• Task statement
From the passage about Lisa Anne, list every organization where she is said to have worked.

Text block Start Marker

That’s when the same genetic disorder struck Lisa Anne, who, at the age of 28, was already married with two children and working as a bio scientist at St. Jude Hospital near Virginia Beach. She had worked in clinical studies at Stanford and at LifeNet managing a research lab, and at the time the disorder struck, she was working on teams putting cardio devices in patients much like the one her father had prior to his transplant, and much like the one she now needed herself. Her first defibrillator had to be extracted, causing damage to her heart that meant she had to get an experimental external defibrillator instead. Thankfully, Lisa Anne is now doing well in San Diego, working with new surgical products for Stryker. “I’m amazed at her resiliency and her faith,” Juli Anne avows. “She was the premie baby we were told to abort. She fought for her life from the moment she arrived on Earth. Even when she was nine years old and watched her brother stop playing and lay down beside her to go to Heaven, she kept her faith. She’s our little miracle baby, and the reality is that my life is shaped by two walking miracles, and by a third person who’s now in eternity,” she says, of Charles, Lisa Anne, and Adam. “Because of them, every moment matters, and every decision is made with them in mind.”

Text block End Marker
Study material Start Marker

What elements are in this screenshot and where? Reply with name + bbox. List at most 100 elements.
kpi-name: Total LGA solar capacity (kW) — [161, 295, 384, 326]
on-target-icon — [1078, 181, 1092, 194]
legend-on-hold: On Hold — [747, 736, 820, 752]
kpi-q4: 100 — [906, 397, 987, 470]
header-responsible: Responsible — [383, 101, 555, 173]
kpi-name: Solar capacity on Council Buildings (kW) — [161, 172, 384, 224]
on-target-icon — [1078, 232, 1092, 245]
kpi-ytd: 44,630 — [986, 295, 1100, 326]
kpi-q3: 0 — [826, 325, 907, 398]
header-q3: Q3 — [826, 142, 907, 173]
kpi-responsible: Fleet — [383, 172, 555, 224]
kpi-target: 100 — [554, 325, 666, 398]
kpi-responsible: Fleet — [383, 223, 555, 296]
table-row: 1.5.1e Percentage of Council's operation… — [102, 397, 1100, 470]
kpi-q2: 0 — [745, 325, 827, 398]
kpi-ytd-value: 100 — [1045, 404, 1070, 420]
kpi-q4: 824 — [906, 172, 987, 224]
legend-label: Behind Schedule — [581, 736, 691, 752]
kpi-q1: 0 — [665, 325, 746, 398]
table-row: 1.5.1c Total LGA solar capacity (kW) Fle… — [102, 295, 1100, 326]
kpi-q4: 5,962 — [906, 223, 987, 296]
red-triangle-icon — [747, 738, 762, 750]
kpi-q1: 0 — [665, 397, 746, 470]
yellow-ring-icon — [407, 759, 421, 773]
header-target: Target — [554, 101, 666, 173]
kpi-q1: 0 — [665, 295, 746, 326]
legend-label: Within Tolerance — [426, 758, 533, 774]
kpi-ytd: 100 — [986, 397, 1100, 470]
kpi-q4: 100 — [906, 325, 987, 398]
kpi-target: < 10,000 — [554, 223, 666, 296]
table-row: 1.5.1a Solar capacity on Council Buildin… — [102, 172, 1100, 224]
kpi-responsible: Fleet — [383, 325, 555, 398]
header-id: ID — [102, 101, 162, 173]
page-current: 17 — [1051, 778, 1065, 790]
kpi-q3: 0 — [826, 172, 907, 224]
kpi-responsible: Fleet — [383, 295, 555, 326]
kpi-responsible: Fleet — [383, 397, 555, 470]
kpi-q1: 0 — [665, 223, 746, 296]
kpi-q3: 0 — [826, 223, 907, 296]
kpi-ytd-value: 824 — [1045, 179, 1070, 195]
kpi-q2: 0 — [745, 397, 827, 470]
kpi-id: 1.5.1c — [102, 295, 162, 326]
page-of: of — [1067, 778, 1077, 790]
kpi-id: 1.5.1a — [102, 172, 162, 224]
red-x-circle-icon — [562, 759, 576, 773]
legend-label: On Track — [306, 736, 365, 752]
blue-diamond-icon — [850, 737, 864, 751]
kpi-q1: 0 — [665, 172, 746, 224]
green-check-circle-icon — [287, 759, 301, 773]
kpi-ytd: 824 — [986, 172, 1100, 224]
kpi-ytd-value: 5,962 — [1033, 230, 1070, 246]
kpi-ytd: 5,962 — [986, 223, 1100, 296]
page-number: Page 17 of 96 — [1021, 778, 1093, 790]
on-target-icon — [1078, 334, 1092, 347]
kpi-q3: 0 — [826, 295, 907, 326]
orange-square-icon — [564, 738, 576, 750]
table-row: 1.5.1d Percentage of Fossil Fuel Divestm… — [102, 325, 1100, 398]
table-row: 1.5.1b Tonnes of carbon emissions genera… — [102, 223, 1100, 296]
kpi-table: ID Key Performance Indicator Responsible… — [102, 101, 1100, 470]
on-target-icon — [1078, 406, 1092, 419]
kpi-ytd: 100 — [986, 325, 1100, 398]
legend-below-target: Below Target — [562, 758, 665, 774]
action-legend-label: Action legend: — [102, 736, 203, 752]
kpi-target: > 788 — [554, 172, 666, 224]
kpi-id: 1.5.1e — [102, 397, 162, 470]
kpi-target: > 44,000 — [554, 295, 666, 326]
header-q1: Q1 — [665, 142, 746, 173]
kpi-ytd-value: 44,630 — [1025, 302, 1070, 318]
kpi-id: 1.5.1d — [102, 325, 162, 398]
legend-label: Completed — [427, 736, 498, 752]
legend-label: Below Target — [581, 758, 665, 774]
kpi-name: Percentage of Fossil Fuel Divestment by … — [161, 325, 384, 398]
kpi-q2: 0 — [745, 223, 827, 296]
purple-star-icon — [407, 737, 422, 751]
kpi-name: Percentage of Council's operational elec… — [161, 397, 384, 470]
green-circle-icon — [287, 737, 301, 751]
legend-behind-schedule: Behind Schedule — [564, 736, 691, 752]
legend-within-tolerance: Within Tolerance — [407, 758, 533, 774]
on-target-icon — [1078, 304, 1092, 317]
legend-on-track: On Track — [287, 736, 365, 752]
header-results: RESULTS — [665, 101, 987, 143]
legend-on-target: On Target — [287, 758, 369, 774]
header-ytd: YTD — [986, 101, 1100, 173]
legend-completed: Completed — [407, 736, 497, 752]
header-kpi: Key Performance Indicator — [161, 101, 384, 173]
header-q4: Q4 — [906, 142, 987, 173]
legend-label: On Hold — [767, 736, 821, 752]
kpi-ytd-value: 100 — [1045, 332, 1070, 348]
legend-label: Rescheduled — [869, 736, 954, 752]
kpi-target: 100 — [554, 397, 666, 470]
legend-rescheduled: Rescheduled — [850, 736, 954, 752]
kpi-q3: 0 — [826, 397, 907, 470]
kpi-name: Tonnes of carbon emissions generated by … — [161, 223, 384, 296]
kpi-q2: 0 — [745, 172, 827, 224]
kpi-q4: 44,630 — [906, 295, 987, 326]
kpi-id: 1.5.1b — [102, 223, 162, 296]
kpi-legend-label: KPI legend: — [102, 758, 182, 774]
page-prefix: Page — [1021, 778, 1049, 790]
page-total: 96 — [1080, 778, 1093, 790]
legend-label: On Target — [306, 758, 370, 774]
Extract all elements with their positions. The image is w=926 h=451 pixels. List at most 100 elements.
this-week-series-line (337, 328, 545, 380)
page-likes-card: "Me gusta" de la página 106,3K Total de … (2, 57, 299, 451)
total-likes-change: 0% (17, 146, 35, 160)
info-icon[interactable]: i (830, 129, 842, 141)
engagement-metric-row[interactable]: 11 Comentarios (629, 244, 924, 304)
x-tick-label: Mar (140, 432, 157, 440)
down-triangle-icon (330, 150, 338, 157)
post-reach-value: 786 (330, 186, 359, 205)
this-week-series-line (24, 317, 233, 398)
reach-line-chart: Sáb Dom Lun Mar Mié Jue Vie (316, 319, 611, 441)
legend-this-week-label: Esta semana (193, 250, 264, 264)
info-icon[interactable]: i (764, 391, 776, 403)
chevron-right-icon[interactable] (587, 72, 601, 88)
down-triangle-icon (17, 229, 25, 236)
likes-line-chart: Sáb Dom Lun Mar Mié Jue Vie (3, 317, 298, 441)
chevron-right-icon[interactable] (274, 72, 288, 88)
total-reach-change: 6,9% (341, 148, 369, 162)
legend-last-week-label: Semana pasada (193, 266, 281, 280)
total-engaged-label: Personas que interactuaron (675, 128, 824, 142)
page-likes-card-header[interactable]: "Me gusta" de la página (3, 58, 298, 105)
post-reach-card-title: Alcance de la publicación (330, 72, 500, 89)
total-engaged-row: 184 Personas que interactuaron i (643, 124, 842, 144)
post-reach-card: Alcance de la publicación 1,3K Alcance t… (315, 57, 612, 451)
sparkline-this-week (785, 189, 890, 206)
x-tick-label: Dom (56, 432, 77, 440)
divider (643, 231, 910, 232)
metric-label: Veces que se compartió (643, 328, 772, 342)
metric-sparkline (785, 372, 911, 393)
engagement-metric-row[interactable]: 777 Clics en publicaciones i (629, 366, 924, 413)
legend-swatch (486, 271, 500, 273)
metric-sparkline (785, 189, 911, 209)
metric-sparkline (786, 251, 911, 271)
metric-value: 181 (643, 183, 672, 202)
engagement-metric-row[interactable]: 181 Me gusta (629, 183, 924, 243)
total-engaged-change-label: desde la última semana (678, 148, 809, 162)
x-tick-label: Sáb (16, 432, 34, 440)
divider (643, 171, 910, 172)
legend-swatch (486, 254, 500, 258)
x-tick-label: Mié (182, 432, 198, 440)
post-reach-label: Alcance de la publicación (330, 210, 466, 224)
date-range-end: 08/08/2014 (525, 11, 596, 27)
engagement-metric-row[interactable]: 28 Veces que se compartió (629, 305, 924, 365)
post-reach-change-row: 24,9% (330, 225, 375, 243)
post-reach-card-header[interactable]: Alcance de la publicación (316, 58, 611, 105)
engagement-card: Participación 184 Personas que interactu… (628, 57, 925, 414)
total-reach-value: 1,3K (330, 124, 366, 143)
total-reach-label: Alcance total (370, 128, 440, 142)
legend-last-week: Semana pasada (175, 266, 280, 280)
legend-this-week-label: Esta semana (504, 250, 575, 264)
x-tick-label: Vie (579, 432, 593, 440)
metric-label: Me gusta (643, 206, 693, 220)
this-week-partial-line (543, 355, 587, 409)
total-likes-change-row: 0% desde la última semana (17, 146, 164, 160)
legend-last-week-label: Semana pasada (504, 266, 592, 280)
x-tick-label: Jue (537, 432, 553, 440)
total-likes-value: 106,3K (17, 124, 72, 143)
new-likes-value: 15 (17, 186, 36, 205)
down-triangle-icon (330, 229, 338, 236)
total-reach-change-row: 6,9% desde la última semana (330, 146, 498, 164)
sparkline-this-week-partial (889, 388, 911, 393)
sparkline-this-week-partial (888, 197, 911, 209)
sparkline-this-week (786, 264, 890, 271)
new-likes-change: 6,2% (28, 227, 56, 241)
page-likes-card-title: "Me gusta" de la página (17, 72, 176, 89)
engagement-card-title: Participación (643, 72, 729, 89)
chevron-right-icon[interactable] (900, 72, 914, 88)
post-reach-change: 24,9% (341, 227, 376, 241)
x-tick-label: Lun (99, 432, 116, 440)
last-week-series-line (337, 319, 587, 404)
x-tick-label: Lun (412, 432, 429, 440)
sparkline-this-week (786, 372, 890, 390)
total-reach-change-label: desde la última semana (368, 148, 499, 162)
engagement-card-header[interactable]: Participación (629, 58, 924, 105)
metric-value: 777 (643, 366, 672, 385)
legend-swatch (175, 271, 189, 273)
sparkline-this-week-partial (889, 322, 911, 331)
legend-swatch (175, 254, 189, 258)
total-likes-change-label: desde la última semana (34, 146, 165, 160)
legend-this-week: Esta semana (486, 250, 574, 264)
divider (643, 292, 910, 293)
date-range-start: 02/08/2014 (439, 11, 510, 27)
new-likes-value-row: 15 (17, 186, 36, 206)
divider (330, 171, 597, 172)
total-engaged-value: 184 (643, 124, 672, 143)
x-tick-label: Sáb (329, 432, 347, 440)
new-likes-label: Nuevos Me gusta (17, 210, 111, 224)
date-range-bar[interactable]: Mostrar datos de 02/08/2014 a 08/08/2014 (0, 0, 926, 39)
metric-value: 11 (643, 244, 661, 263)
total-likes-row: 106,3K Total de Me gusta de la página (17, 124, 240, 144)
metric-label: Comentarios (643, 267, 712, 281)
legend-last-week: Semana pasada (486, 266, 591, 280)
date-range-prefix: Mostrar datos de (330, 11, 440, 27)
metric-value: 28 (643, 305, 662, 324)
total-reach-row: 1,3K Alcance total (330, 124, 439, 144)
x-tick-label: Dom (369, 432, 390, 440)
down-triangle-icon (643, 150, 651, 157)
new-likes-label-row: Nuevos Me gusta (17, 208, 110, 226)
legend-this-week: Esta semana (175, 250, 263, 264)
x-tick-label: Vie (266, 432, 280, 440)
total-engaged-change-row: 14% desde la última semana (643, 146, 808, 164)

Study material End Marker

• Result
St. Jude Hospital
Stanford
LifeNet
Stryker